Esercizi da svolgere:
1. Secondo il testo su Dungeons & Dragons, chi ha ideato il gioco?
2. Riscrivi in forma più breve il paragrafo del testo su Dungeons & Dragons che comincia con «Il gioco ha iniziato a diffondersi», conservandone i fatti principali.
3. Prolunga il testo su Dungeons & Dragons, riprendendo subito dopo la sua ultima frase.

Testo proposto:
Dungeons & Dragons (D&D) è tornato ad essere molto popolare tra i giovani e Stranger Things ha avuto un ruolo concreto nel rendere il gioco più conosciuto, anche fuori dai tradizionali circuiti dei gamer. Il gioco di ruolo da tavolo più famoso al mondo è nato negli Stati Uniti nel 1974 da un’idea di Gary Gygax e Dave Arneson: un gruppo di giocatori interpreta personaggi immaginari, mentre un Dungeon Master guida la storia e le sfide. Proprio come le nuove generazioni hanno imparato con la serie tv Netflix.
Il gioco ha iniziato a diffondersi rapidamente negli anni ’80, diventando un fenomeno culturale soprattutto tra gli appassionati di fantasy. Negli anni ha attraversato periodi di grande successo alternati a fasi più di nicchia, fino a conoscere una nuova espansione globale dagli anni 2010, anche grazie a una serie come Stranger Things, che lo ha riportato al centro dell’immaginario di nuove generazioni.

Dati in ingresso:

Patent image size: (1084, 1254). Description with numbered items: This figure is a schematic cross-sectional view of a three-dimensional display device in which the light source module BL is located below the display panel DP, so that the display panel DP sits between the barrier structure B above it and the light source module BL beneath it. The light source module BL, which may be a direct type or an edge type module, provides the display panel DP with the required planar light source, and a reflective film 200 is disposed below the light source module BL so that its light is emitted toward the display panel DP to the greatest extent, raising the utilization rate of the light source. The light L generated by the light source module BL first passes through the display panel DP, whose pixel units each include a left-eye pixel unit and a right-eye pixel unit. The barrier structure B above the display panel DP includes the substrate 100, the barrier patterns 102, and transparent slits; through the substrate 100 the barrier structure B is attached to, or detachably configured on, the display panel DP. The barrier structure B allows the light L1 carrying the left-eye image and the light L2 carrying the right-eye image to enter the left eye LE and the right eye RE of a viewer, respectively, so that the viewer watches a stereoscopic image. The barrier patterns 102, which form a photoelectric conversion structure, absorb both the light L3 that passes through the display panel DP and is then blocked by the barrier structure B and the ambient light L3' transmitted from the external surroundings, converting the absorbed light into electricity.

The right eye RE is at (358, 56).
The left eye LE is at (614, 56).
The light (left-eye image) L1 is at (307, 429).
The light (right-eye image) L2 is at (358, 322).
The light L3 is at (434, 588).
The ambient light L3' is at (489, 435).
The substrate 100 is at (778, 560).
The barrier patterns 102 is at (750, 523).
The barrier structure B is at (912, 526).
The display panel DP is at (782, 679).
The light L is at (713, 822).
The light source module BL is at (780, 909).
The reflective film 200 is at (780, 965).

Soluzioni:
1. Gary Gygax e Dave Arneson.

2. Diffusosi rapidamente negli anni ’80 come fenomeno culturale tra gli appassionati di fantasy, il gioco ha alternato periodi di grande successo a fasi di nicchia. Dagli anni 2010 ha conosciuto una nuova espansione globale, favorita anche da Stranger Things.

3.
La serie Netflix inserisce D&D nel cuore della narrazione sin dalla prima stagione, mostrando i suoi protagonisti impegnati nelle sessioni di gioco dei quattro amici protagonisti e dell'Hellfire Club. Inoltre, collega i mostri della storia ai classici dell’universo di D&D. Questa visibilità ha spinto molte persone, soprattutto spettatori più giovani o che non avevano familiarità con i giochi di ruolo, a cercare informazioni su come si gioca e perfino a provare il gioco da tavolo per la prima volta.
Stranger Things, però, non è l’unica causa della popolarità attuale del gioco: anche l’edizione più accessibile di D&D (la Quinta Edizione, o 5e) e l'avanzata della cosiddetta “nerd culture” hanno contribuito a renderlo mainstream e non più di nicchia.
La serie tv di Netflix ha sicuramente amplificato l’attenzione su D&D, contribuendo a farlo riscoprire e ad attrarre nuove generazioni, ma fa parte di un fenomeno più ampio di crescita del gioco di ruolo nel tempo.